- **Required work**: Write the records below out in full, character for character, with no pictures.

- **Material provided**:
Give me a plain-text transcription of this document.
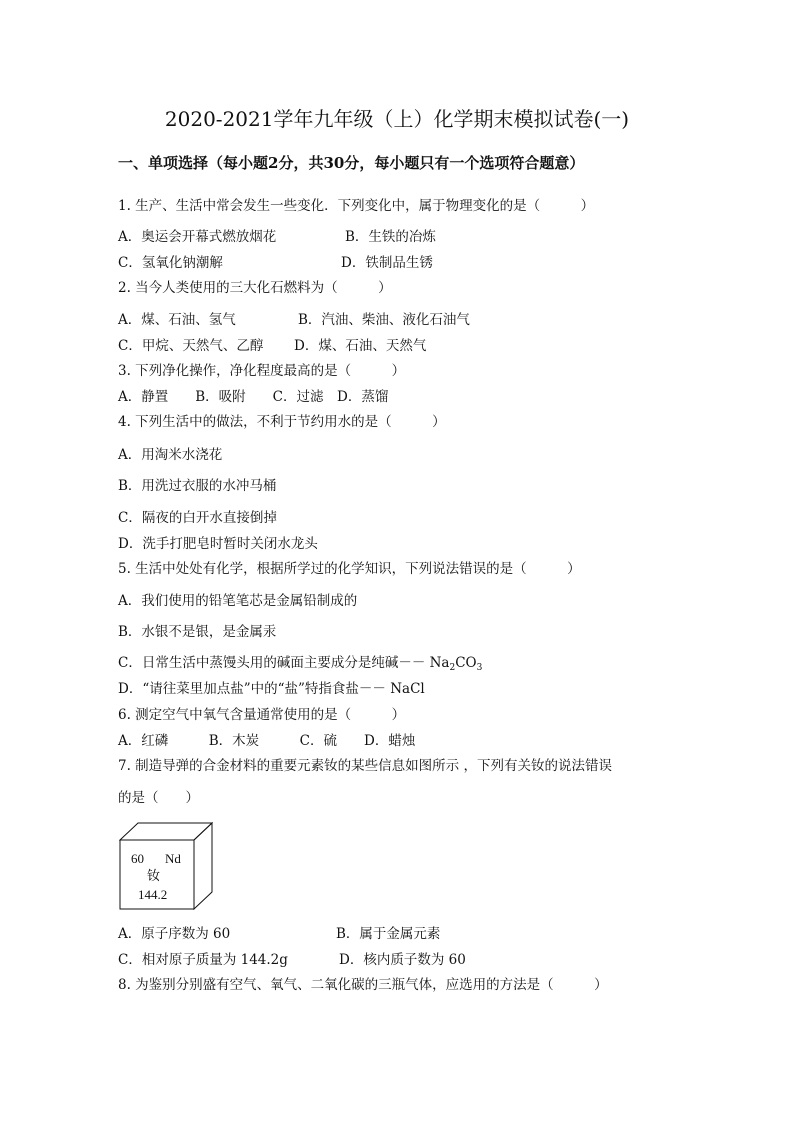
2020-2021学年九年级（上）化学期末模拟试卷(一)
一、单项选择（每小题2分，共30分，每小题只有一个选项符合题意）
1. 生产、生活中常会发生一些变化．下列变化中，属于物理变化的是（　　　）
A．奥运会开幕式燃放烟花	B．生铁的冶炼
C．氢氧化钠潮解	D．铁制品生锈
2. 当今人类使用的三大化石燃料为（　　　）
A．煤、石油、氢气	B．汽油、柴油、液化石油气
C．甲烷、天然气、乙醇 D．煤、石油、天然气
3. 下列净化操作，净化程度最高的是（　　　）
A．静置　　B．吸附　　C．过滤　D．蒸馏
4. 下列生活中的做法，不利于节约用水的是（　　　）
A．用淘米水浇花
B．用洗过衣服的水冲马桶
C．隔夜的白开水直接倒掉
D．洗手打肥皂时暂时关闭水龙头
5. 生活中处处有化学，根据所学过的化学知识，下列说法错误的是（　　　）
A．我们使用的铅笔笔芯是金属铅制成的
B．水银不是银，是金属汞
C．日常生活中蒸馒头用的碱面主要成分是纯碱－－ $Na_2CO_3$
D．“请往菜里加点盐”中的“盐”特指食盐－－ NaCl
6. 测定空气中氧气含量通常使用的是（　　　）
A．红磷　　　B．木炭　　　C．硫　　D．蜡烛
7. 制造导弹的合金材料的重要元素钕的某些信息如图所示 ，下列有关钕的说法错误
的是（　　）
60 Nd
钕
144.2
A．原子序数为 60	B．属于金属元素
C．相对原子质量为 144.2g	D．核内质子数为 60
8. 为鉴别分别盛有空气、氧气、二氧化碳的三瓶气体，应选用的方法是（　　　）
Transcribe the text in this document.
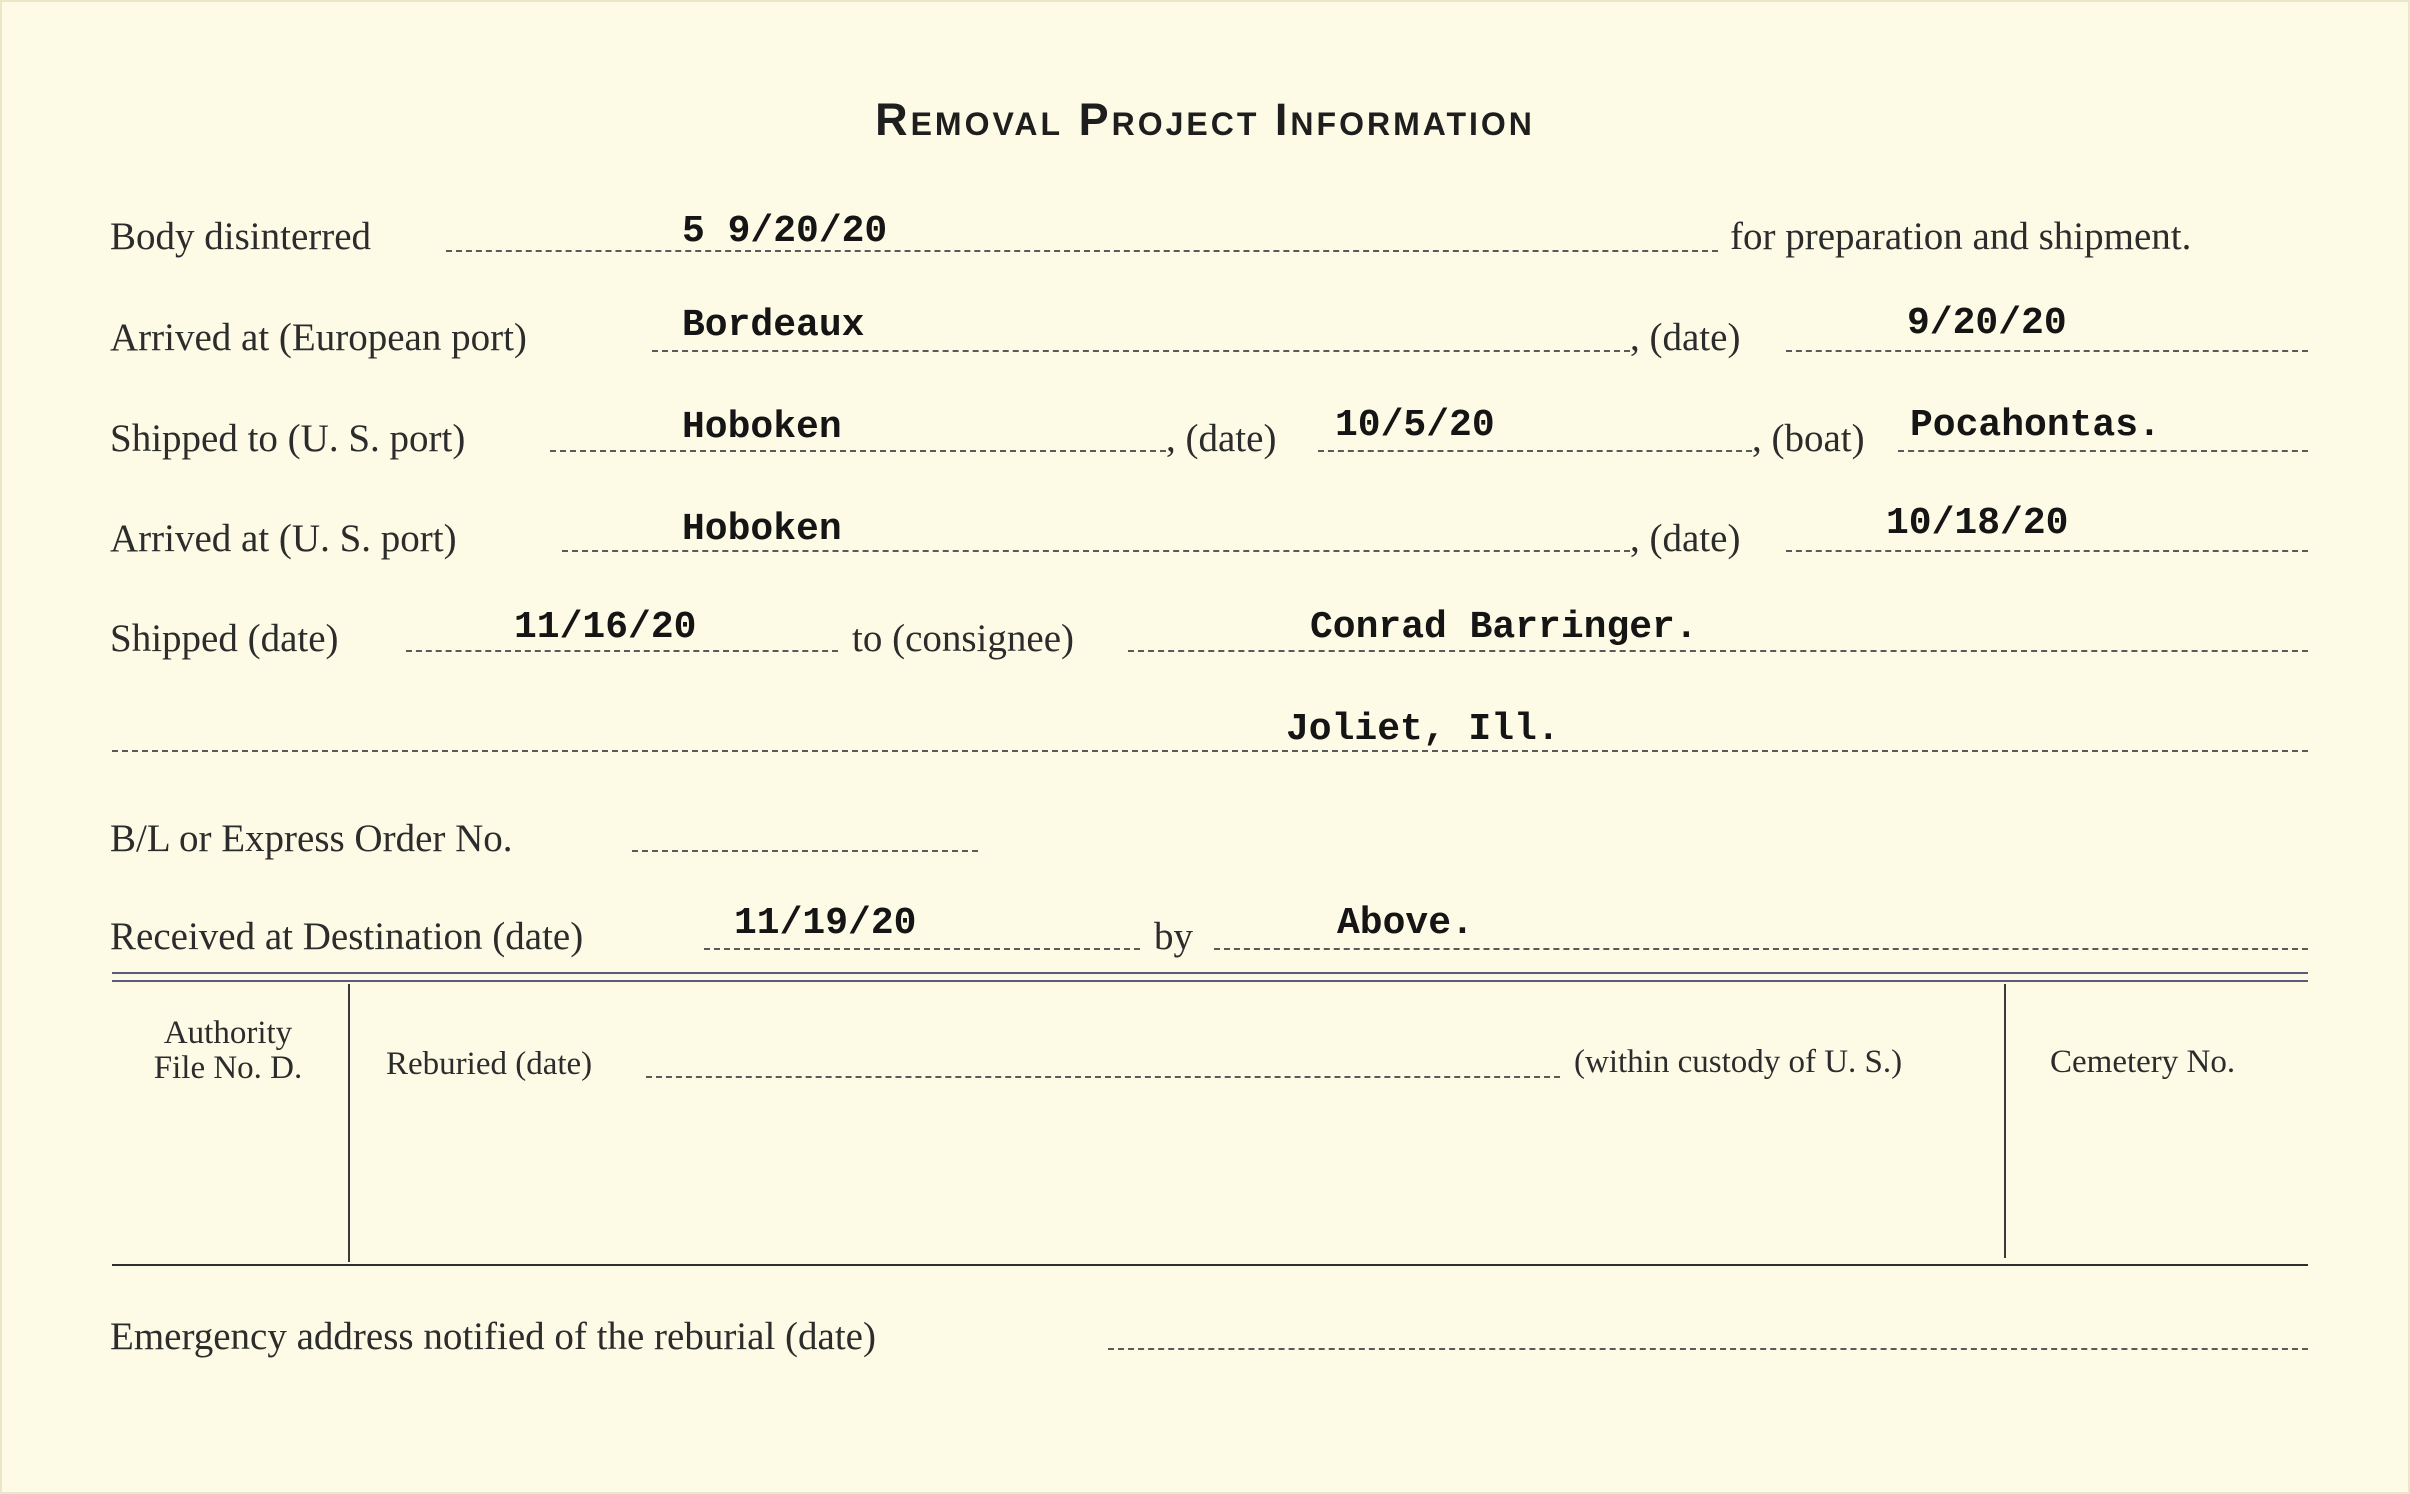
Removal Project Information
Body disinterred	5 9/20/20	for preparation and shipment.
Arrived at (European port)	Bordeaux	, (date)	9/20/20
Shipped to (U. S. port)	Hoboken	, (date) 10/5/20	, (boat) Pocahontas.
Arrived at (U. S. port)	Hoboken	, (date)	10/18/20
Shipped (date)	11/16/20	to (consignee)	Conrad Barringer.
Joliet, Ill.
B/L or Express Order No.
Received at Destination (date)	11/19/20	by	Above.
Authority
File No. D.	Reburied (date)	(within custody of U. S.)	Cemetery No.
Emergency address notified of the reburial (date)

- **Answer for the task**:
Give me a plain-text transcription of this document.
2020-2021学年九年级（上）化学期末模拟试卷(一)
一、单项选择（每小题2分，共30分，每小题只有一个选项符合题意）
1. 生产、生活中常会发生一些变化．下列变化中，属于物理变化的是（　　　）
A．奥运会开幕式燃放烟花	B．生铁的冶炼
C．氢氧化钠潮解	D．铁制品生锈
2. 当今人类使用的三大化石燃料为（　　　）
A．煤、石油、氢气	B．汽油、柴油、液化石油气
C．甲烷、天然气、乙醇 D．煤、石油、天然气
3. 下列净化操作，净化程度最高的是（　　　）
A．静置　　B．吸附　　C．过滤　D．蒸馏
4. 下列生活中的做法，不利于节约用水的是（　　　）
A．用淘米水浇花
B．用洗过衣服的水冲马桶
C．隔夜的白开水直接倒掉
D．洗手打肥皂时暂时关闭水龙头
5. 生活中处处有化学，根据所学过的化学知识，下列说法错误的是（　　　）
A．我们使用的铅笔笔芯是金属铅制成的
B．水银不是银，是金属汞
C．日常生活中蒸馒头用的碱面主要成分是纯碱－－ $Na_2CO_3$
D．“请往菜里加点盐”中的“盐”特指食盐－－ NaCl
6. 测定空气中氧气含量通常使用的是（　　　）
A．红磷　　　B．木炭　　　C．硫　　D．蜡烛
7. 制造导弹的合金材料的重要元素钕的某些信息如图所示 ，下列有关钕的说法错误
的是（　　）
60 Nd
钕
144.2
A．原子序数为 60	B．属于金属元素
C．相对原子质量为 144.2g	D．核内质子数为 60
8. 为鉴别分别盛有空气、氧气、二氧化碳的三瓶气体，应选用的方法是（　　　）
Transcribe the text in this document.
Removal Project Information
Body disinterred	5 9/20/20	for preparation and shipment.
Arrived at (European port)	Bordeaux	, (date)	9/20/20
Shipped to (U. S. port)	Hoboken	, (date) 10/5/20	, (boat) Pocahontas.
Arrived at (U. S. port)	Hoboken	, (date)	10/18/20
Shipped (date)	11/16/20	to (consignee)	Conrad Barringer.
Joliet, Ill.
B/L or Express Order No.
Received at Destination (date)	11/19/20	by	Above.
Authority
File No. D.	Reburied (date)	(within custody of U. S.)	Cemetery No.
Emergency address notified of the reburial (date)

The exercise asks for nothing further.